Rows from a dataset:
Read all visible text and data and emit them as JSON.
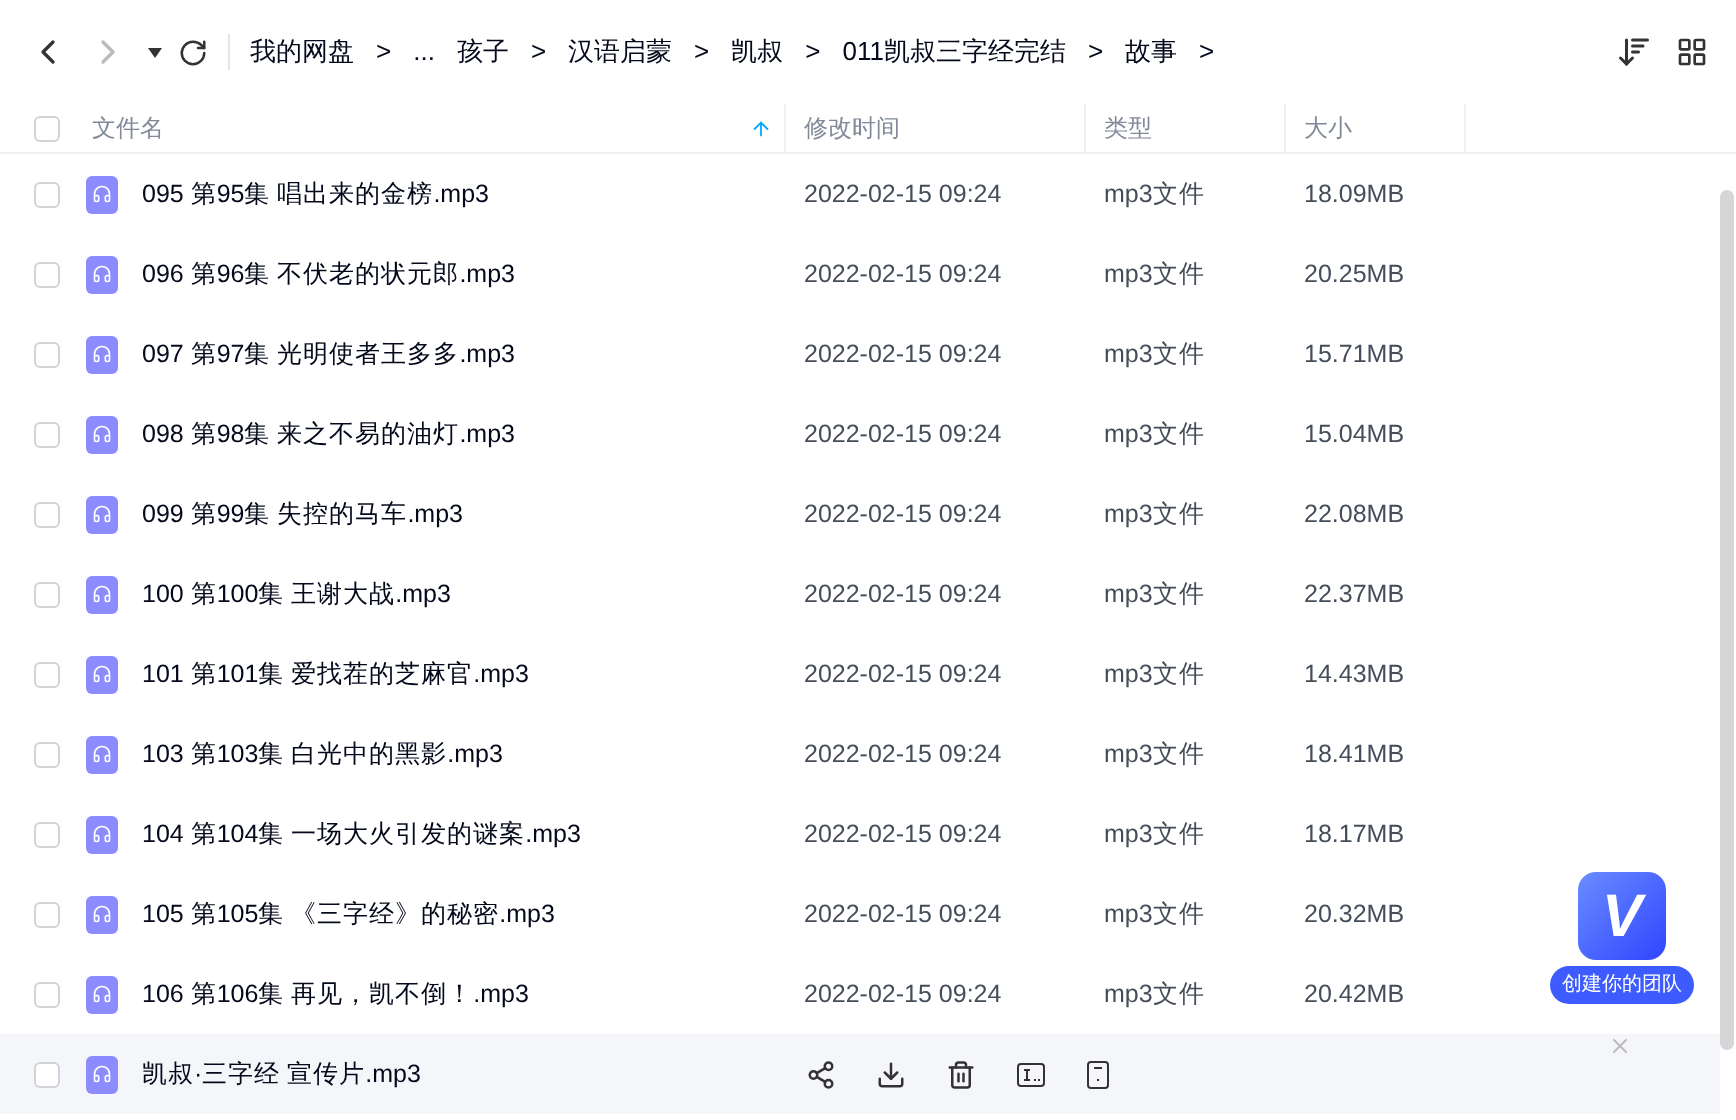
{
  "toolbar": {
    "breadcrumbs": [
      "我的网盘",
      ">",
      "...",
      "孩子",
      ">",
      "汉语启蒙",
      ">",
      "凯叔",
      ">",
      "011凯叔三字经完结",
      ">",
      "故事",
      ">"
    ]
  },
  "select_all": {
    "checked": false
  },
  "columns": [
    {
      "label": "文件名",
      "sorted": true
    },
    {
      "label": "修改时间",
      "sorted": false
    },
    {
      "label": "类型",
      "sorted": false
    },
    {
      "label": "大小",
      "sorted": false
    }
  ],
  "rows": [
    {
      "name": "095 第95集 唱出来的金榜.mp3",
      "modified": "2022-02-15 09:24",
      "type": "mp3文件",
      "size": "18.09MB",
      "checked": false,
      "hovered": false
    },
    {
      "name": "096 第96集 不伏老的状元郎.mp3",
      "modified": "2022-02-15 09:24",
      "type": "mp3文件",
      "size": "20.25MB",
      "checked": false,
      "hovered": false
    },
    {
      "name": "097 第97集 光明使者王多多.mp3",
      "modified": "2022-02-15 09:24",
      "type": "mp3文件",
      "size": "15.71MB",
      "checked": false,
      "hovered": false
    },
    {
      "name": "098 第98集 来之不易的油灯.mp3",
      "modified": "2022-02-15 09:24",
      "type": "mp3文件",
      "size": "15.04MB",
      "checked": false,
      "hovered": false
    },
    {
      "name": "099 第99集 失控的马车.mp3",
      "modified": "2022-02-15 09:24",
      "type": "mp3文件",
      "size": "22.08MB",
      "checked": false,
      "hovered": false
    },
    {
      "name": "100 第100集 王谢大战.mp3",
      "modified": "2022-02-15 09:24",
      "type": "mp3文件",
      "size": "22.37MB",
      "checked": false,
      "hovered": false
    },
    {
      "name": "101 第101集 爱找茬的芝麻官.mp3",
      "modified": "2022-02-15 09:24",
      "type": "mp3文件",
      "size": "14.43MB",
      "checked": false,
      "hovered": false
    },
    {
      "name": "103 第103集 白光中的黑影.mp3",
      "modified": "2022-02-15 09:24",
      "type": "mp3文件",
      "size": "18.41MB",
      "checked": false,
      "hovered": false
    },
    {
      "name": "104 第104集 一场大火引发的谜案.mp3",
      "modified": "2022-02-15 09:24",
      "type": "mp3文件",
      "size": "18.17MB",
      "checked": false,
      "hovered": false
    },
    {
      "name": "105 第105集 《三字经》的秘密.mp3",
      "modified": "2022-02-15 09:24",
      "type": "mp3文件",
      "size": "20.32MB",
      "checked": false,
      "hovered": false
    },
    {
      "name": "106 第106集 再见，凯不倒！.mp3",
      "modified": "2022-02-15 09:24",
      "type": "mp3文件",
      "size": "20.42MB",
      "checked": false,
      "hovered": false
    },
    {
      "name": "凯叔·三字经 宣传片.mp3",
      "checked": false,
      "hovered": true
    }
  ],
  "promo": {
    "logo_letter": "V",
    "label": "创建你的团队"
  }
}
==
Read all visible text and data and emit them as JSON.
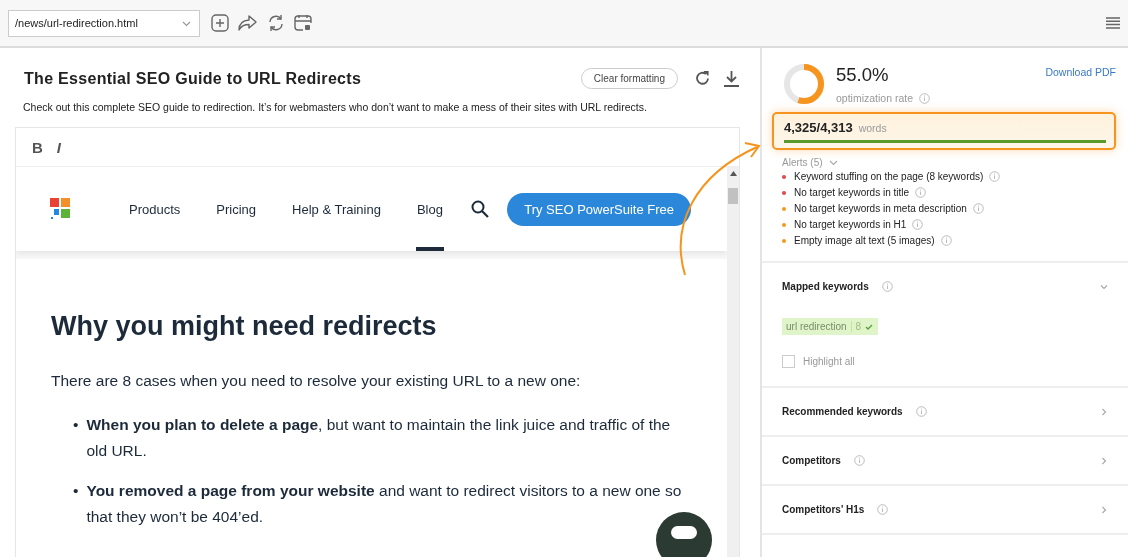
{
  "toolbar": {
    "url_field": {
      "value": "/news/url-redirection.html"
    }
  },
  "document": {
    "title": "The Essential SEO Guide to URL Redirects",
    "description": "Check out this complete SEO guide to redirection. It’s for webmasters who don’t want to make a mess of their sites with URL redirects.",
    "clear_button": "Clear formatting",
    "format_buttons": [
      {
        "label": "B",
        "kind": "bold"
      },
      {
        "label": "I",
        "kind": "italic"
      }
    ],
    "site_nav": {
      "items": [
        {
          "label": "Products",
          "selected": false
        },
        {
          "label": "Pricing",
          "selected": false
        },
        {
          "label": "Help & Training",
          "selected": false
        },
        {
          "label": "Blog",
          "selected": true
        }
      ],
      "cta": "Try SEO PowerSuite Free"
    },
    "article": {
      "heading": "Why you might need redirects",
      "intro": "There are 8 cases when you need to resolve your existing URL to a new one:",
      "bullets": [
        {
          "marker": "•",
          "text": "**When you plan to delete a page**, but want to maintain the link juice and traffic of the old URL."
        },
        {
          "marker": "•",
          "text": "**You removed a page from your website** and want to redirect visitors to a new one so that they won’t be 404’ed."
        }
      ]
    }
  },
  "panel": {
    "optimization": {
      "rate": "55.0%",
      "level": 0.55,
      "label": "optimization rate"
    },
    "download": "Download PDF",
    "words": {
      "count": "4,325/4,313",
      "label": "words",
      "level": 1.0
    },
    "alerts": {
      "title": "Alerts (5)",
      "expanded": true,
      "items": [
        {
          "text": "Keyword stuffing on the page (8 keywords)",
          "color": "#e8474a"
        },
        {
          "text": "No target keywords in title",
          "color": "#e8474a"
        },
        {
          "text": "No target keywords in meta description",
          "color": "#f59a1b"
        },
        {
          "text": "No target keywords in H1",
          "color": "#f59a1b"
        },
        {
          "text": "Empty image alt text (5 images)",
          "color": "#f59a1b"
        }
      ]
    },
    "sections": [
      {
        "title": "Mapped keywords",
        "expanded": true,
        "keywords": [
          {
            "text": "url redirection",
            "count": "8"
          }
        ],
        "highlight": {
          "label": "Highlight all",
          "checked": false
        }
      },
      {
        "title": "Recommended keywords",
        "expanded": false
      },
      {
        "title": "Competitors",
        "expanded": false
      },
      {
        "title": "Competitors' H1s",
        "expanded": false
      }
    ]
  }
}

**Exercise brief**
Look through the material above and work out how many of its lines contain "redirection". State the number only.

**Result of this exercise**
3